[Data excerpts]
□ □ □ □
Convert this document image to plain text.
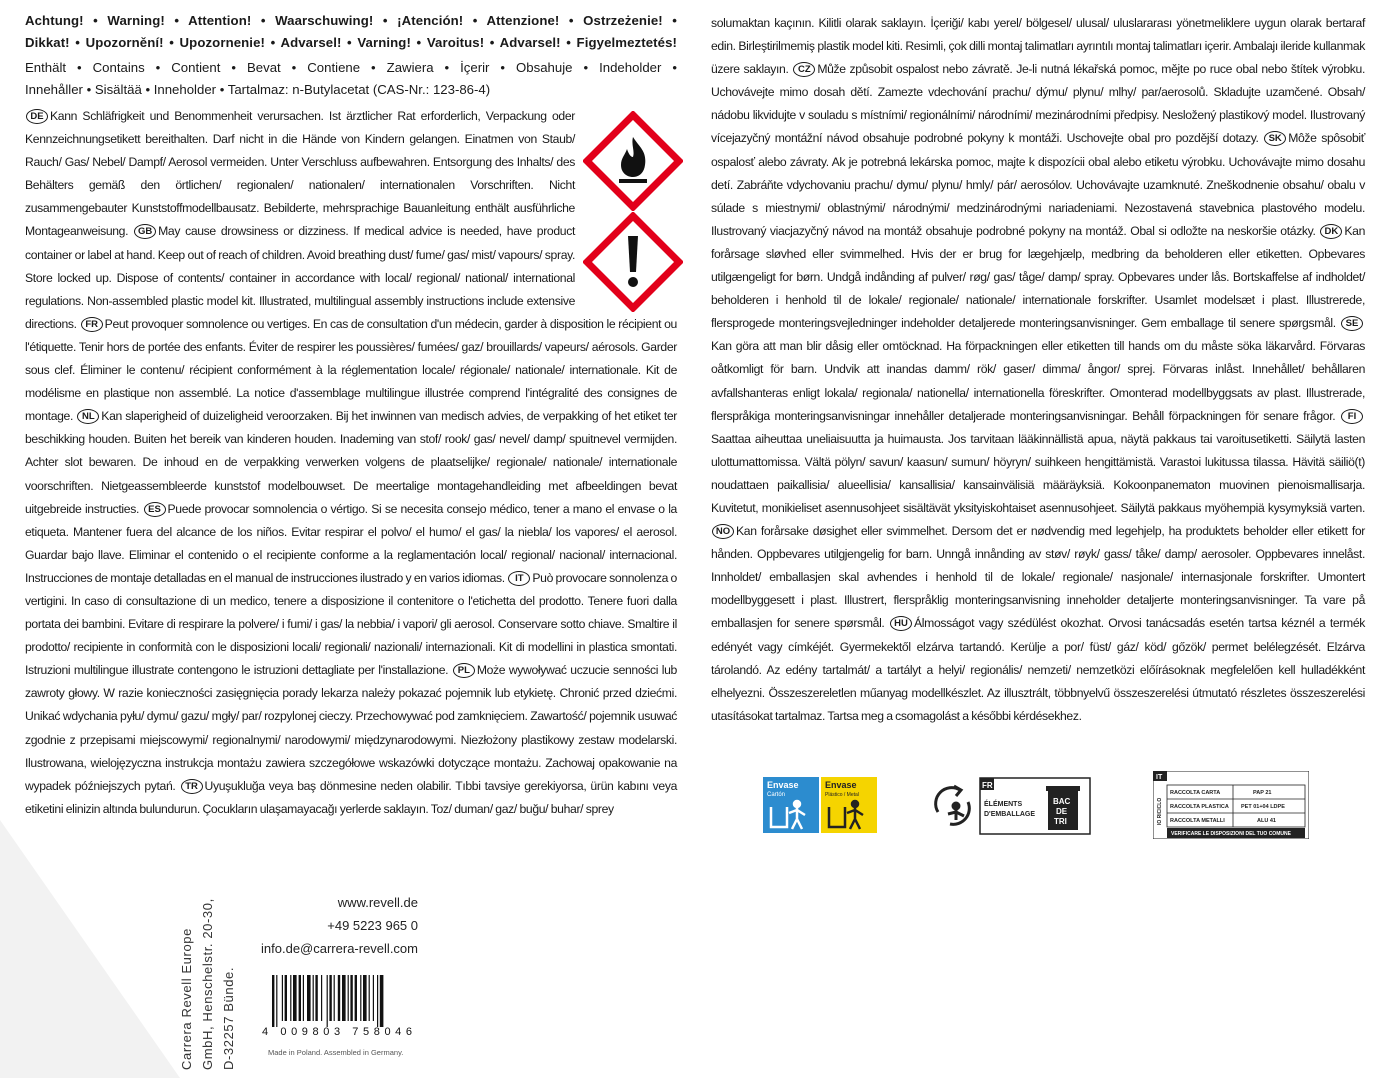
Achtung! • Warning! • Attention! • Waarschuwing! • ¡Atención! • Attenzione! • Ostrzeżenie! •
Dikkat! • Upozornění! • Upozornenie! • Advarsel! • Varning! • Varoitus! • Advarsel! • Figyelmeztetés!
Enthält • Contains • Contient • Bevat • Contiene • Zawiera • İçerir • Obsahuje • Indeholder •
Innehåller • Sisältää • Inneholder • Tartalmaz: n-Butylacetat (CAS-Nr.: 123-86-4)
DE Kann Schläfrigkeit und Benommenheit verursachen. Ist ärztlicher Rat erforderlich, Verpackung oder Kennzeichnungsetikett bereithalten. Darf nicht in die Hände von Kindern gelangen. Einatmen von Staub/ Rauch/ Gas/ Nebel/ Dampf/ Aerosol vermeiden. Unter Verschluss aufbewahren. Entsorgung des Inhalts/ des Behälters gemäß den örtlichen/ regionalen/ nationalen/ internationalen Vorschriften. Nicht zusammengebauter Kunststoffmodellbausatz. Bebilderte, mehrsprachige Bauanleitung enthält ausführliche Montageanweisung. GB May cause drowsiness or dizziness. If medical advice is needed, have product container or label at hand. Keep out of reach of children. Avoid breathing dust/ fume/ gas/ mist/ vapours/ spray. Store locked up. Dispose of contents/ container in accordance with local/ regional/ national/ international regulations. Non-assembled plastic model kit. Illustrated, multilingual assembly instructions include extensive directions. FR Peut provoquer somnolence ou vertiges. En cas de consultation d'un médecin, garder à disposition le récipient ou l'étiquette. Tenir hors de portée des enfants. Éviter de respirer les poussières/ fumées/ gaz/ brouillards/ vapeurs/ aérosols. Garder sous clef. Éliminer le contenu/ récipient conformément à la réglementation locale/ régionale/ nationale/ internationale. Kit de modélisme en plastique non assemblé. La notice d'assemblage multilingue illustrée comprend l'intégralité des consignes de montage. NL Kan slaperigheid of duizeligheid veroorzaken. Bij het inwinnen van medisch advies, de verpakking of het etiket ter beschikking houden. Buiten het bereik van kinderen houden. Inademing van stof/ rook/ gas/ nevel/ damp/ spuitnevel vermijden. Achter slot bewaren. De inhoud en de verpakking verwerken volgens de plaatselijke/ regionale/ nationale/ internationale voorschriften. Nietgeassembleerde kunststof modelbouwset. De meertalige montagehandleiding met afbeeldingen bevat uitgebreide instructies. ES Puede provocar somnolencia o vértigo. Si se necesita consejo médico, tener a mano el envase o la etiqueta. Mantener fuera del alcance de los niños. Evitar respirar el polvo/ el humo/ el gas/ la niebla/ los vapores/ el aerosol. Guardar bajo llave. Eliminar el contenido o el recipiente conforme a la reglamentación local/ regional/ nacional/ internacional. Instrucciones de montaje detalladas en el manual de instrucciones ilustrado y en varios idiomas. IT Può provocare sonnolenza o vertigini. In caso di consultazione di un medico, tenere a disposizione il contenitore o l'etichetta del prodotto. Tenere fuori dalla portata dei bambini. Evitare di respirare la polvere/ i fumi/ i gas/ la nebbia/ i vapori/ gli aerosol. Conservare sotto chiave. Smaltire il prodotto/ recipiente in conformità con le disposizioni locali/ regionali/ nazionali/ internazionali. Kit di modellini in plastica smontati. Istruzioni multilingue illustrate contengono le istruzioni dettagliate per l'installazione. PL Może wywoływać uczucie senności lub zawroty głowy. W razie konieczności zasięgnięcia porady lekarza należy pokazać pojemnik lub etykietę. Chronić przed dziećmi. Unikać wdychania pyłu/ dymu/ gazu/ mgły/ par/ rozpylonej cieczy. Przechowywać pod zamknięciem. Zawartość/ pojemnik usuwać zgodnie z przepisami miejscowymi/ regionalnymi/ narodowymi/ międzynarodowymi. Niezłożony plastikowy zestaw modelarski. Ilustrowana, wielojęzyczna instrukcja montażu zawiera szczegółowe wskazówki dotyczące montażu. Zachowaj opakowanie na wypadek późniejszych pytań. TR Uyuşukluğa veya baş dönmesine neden olabilir. Tıbbi tavsiye gerekiyorsa, ürün kabını veya etiketini elinizin altında bulundurun. Çocukların ulaşamayacağı yerlerde saklayın. Toz/ duman/ gaz/ buğu/ buhar/ sprey
solumaktan kaçının. Kilitli olarak saklayın. İçeriği/ kabı yerel/ bölgesel/ ulusal/ uluslararası yönetmeliklere uygun olarak bertaraf edin. Birleştirilmemiş plastik model kiti. Resimli, çok dilli montaj talimatları ayrıntılı montaj talimatları içerir. Ambalajı ileride kullanmak üzere saklayın. CZ Může způsobit ospalost nebo závratě. Je-li nutná lékařská pomoc, mějte po ruce obal nebo štítek výrobku. Uchovávejte mimo dosah dětí. Zamezte vdechování prachu/ dýmu/ plynu/ mlhy/ par/aerosolů. Skladujte uzamčené. Obsah/ nádobu likvidujte v souladu s místními/ regionálními/ národními/ mezinárodními předpisy. Nesložený plastikový model. Ilustrovaný vícejazyčný montážní návod obsahuje podrobné pokyny k montáži. Uschovejte obal pro pozdější dotazy. SK Môže spôsobiť ospalosť alebo závraty. Ak je potrebná lekárska pomoc, majte k dispozícii obal alebo etiketu výrobku. Uchovávajte mimo dosahu detí. Zabráňte vdychovaniu prachu/ dymu/ plynu/ hmly/ pár/ aerosólov. Uchovávajte uzamknuté. Zneškodnenie obsahu/ obalu v súlade s miestnymi/ oblastnými/ národnými/ medzinárodnými nariadeniami. Nezostavená stavebnica plastového modelu. Ilustrovaný viacjazyčný návod na montáž obsahuje podrobné pokyny na montáž. Obal si odložte na neskoršie otázky. DK Kan forårsage sløvhed eller svimmelhed. Hvis der er brug for lægehjælp, medbring da beholderen eller etiketten. Opbevares utilgængeligt for børn. Undgå indånding af pulver/ røg/ gas/ tåge/ damp/ spray. Opbevares under lås. Bortskaffelse af indholdet/ beholderen i henhold til de lokale/ regionale/ nationale/ internationale forskrifter. Usamlet modelsæt i plast. Illustrerede, flersprogede monteringsvejledninger indeholder detaljerede monteringsanvisninger. Gem emballage til senere spørgsmål. SEKan göra att man blir dåsig eller omtöcknad. Ha förpackningen eller etiketten till hands om du måste söka läkarvård. Förvaras oåtkomligt för barn. Undvik att inandas damm/ rök/ gaser/ dimma/ ångor/ sprej. Förvaras inlåst. Innehållet/ behållaren avfallshanteras enligt lokala/ regionala/ nationella/ internationella föreskrifter. Omonterad modellbyggsats av plast. Illustrerade, flerspråkiga monteringsanvisningar innehåller detaljerade monteringsanvisningar. Behåll förpackningen för senare frågor. FISaattaa aiheuttaa uneliaisuutta ja huimausta. Jos tarvitaan lääkinnällistä apua, näytä pakkaus tai varoitusetiketti. Säilytä lasten ulottumattomissa. Vältä pölyn/ savun/ kaasun/ sumun/ höyryn/ suihkeen hengittämistä. Varastoi lukitussa tilassa. Hävitä säiliö(t) noudattaen paikallisia/ alueellisia/ kansallisia/ kansainvälisiä määräyksiä. Kokoonpanematon muovinen pienoismallisarja. Kuvitetut, monikieliset asennusohjeet sisältävät yksityiskohtaiset asennusohjeet. Säilytä pakkaus myöhempiä kysymyksiä varten. NO Kan forårsake døsighet eller svimmelhet. Dersom det er nødvendig med legehjelp, ha produktets beholder eller etikett for hånden. Oppbevares utilgjengelig for barn. Unngå innånding av støv/ røyk/ gass/ tåke/ damp/ aerosoler. Oppbevares innelåst. Innholdet/ emballasjen skal avhendes i henhold til de lokale/ regionale/ nasjonale/ internasjonale forskrifter. Umontert modellbyggesett i plast. Illustrert, flerspråklig monteringsanvisning inneholder detaljerte monteringsanvisninger. Ta vare på emballasjen for senere spørsmål. HU Álmosságot vagy szédülést okozhat. Orvosi tanácsadás esetén tartsa kéznél a termék edényét vagy címkéjét. Gyermekektől elzárva tartandó. Kerülje a por/ füst/ gáz/ köd/ gőzök/ permet belélegzését. Elzárva tárolandó. Az edény tartalmát/ a tartályt a helyi/ regionális/ nemzeti/ nemzetközi előírásoknak megfelelően kell hulladékként elhelyezni. Összeszereletlen műanyag modellkészlet. Az illusztrált, többnyelvű összeszerelési útmutató részletes összeszerelési utasításokat tartalmaz. Tartsa meg a csomagolást a későbbi kérdésekhez.
Envase
Cartón
Envase
Plástico / Metal
FR
ÉLÉMENTS
D'EMBALLAGE
BAC
DE
TRI
IT
IO RICICLO
RACCOLTA CARTA	PAP 21
RACCOLTA PLASTICA PET 01+04 LDPE
RACCOLTA METALLI	ALU 41
VERIFICARE LE DISPOSIZIONI DEL TUO COMUNE
Carrera Revell Europe GmbH, Henschelstr. 20-30, D-32257 Bünde.
www.revell.de
+49 5223 965 0
info.de@carrera-revell.com
4 009803 758046
Made in Poland. Assembled in Germany.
□ □ □ □
EXERCISE OBJECTIVE =>
Identify each line in the records above containing the word "RACCOLTA"; copy those lines.

THE ANSWER =>
RACCOLTA CARTA	PAP 21
RACCOLTA PLASTICA PET 01+04 LDPE
RACCOLTA METALLI	ALU 41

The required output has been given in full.